SET TASK – Find every line in the records below that holds the word "face", and copy it out.

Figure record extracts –
-- Begin --
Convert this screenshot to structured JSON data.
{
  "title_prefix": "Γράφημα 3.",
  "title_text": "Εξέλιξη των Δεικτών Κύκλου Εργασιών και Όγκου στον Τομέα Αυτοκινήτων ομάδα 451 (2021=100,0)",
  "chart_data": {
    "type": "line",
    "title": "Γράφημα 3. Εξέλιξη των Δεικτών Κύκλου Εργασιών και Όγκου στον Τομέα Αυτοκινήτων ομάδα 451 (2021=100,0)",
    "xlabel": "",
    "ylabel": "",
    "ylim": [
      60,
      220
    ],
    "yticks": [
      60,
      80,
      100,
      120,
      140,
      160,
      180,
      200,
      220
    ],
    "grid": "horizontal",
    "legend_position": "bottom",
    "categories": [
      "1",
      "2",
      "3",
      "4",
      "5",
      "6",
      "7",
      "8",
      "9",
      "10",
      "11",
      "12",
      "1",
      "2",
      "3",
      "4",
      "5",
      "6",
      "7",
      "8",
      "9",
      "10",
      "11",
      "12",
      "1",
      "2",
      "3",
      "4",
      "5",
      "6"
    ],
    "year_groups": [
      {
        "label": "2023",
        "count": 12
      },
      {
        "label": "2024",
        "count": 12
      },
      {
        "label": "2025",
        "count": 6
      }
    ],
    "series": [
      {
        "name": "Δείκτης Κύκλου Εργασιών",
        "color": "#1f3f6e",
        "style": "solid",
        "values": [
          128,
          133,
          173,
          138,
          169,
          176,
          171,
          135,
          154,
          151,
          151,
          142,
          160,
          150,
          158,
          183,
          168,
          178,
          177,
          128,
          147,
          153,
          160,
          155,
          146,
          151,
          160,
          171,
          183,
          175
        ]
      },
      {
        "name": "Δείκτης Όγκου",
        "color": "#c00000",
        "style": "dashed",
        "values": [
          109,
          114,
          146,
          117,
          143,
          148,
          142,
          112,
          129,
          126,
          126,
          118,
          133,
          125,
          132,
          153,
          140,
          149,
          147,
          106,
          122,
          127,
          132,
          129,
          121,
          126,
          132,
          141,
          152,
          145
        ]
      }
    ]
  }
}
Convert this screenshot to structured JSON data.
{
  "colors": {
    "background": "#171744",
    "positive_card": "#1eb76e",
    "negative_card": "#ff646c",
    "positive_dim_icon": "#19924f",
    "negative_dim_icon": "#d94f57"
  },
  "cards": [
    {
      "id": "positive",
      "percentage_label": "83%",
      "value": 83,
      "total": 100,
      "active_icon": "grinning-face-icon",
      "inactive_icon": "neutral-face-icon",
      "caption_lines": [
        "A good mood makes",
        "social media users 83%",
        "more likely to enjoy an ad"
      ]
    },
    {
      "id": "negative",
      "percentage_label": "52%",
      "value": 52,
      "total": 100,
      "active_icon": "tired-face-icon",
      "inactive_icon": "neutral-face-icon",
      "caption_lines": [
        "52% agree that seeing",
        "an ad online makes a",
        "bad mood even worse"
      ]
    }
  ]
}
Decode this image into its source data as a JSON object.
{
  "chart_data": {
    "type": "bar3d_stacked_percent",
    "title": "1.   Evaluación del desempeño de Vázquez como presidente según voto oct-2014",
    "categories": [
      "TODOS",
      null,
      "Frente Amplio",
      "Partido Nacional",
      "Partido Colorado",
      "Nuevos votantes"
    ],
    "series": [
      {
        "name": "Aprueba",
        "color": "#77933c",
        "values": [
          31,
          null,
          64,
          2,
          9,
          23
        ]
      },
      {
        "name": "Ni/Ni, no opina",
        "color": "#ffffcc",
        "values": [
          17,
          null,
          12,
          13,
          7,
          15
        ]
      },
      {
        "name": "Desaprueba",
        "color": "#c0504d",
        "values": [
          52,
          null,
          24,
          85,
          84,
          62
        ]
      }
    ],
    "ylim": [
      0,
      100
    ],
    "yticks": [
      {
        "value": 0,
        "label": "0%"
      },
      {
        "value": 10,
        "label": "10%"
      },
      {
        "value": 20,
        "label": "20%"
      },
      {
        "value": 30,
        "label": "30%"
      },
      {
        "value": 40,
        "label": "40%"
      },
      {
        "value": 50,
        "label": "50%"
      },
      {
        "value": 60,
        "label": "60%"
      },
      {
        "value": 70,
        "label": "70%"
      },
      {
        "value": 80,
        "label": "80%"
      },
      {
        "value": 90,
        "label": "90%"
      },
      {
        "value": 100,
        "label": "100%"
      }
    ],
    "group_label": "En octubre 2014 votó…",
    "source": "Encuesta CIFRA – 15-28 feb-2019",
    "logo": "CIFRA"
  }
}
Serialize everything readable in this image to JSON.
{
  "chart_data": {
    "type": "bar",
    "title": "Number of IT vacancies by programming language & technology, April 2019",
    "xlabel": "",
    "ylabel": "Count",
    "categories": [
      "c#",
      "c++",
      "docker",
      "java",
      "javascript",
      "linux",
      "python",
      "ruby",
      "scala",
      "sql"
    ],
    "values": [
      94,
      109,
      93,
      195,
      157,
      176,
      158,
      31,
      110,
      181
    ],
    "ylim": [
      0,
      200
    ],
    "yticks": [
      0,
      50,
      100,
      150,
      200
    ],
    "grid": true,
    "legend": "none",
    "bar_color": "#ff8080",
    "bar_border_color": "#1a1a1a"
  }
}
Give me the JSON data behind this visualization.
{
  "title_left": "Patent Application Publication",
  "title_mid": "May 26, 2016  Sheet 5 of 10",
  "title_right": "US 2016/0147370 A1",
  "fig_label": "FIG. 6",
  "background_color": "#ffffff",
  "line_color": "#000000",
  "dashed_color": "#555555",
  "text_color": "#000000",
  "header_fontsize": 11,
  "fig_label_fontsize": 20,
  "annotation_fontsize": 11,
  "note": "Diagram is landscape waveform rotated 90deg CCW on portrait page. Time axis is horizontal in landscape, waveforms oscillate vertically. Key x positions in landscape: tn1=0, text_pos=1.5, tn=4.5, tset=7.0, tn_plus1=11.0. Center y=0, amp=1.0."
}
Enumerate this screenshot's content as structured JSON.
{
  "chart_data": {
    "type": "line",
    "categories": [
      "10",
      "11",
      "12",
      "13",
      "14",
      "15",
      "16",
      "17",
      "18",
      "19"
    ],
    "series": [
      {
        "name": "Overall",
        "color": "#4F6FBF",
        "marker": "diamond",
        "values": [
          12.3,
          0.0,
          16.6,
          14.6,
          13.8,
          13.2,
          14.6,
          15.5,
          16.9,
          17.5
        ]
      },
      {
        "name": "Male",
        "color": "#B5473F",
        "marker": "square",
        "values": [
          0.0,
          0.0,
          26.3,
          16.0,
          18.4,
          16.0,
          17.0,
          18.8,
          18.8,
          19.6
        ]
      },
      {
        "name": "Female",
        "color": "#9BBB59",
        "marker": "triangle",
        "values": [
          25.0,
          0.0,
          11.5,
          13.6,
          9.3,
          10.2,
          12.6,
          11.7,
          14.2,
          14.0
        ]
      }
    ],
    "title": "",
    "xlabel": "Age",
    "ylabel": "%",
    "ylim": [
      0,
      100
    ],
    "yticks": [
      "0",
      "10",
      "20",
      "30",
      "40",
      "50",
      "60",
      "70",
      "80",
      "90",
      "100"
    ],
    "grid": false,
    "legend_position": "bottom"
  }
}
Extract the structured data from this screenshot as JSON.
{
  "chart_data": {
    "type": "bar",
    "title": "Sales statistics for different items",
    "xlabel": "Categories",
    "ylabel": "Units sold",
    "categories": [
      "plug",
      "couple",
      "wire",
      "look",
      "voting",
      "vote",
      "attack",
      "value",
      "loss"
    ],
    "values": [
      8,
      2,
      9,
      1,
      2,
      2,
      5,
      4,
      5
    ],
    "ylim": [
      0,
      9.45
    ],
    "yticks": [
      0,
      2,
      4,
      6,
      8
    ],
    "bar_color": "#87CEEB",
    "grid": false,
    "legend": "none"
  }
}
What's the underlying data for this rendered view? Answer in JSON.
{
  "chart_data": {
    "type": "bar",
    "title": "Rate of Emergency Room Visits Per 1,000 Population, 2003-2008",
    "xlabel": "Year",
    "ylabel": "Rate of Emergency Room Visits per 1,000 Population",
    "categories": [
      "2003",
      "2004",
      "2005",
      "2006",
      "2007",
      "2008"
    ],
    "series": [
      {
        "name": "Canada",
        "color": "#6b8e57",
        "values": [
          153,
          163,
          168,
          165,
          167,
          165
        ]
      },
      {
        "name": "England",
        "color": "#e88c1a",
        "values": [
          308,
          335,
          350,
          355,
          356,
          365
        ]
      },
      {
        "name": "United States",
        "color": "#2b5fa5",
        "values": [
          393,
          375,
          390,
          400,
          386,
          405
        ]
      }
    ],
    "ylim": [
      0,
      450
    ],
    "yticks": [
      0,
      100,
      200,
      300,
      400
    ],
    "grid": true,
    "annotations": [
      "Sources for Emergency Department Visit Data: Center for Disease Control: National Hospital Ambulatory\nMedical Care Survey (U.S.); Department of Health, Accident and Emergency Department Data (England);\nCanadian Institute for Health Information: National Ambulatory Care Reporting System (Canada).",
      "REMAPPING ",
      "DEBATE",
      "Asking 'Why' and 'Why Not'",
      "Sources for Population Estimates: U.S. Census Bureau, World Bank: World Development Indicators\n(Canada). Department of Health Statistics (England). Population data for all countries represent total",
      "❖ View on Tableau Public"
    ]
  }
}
-- End --
ANSWER TO THIS TASK –
      "active_icon": "grinning-face-icon",
      "inactive_icon": "neutral-face-icon",
      "active_icon": "tired-face-icon",
      "inactive_icon": "neutral-face-icon",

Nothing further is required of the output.